··· Raw data ···
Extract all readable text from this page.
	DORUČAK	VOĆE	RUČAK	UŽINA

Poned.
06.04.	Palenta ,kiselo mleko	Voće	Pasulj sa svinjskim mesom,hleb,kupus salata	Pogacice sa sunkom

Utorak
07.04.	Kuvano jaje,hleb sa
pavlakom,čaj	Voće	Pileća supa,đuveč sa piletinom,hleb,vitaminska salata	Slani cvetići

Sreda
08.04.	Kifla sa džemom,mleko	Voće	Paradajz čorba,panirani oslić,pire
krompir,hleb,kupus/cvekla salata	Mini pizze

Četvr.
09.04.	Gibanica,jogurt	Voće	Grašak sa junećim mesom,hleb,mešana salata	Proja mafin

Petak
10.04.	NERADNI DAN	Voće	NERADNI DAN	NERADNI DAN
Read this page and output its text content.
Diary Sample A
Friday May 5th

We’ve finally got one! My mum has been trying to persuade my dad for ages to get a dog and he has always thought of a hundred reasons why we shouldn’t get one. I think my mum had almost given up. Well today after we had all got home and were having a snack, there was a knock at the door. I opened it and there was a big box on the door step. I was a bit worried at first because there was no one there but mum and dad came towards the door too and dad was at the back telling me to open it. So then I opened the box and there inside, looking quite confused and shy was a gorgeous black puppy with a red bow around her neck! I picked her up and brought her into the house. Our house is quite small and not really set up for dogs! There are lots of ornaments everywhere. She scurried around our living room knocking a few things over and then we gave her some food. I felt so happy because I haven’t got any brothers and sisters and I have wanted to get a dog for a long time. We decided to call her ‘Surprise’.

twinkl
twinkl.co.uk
···
- **What the task requires**
Filter the data, keeping only the lines that contain "text".

- **Result for this exercise**
Extract all readable text from this page.
Read this page and output its text content.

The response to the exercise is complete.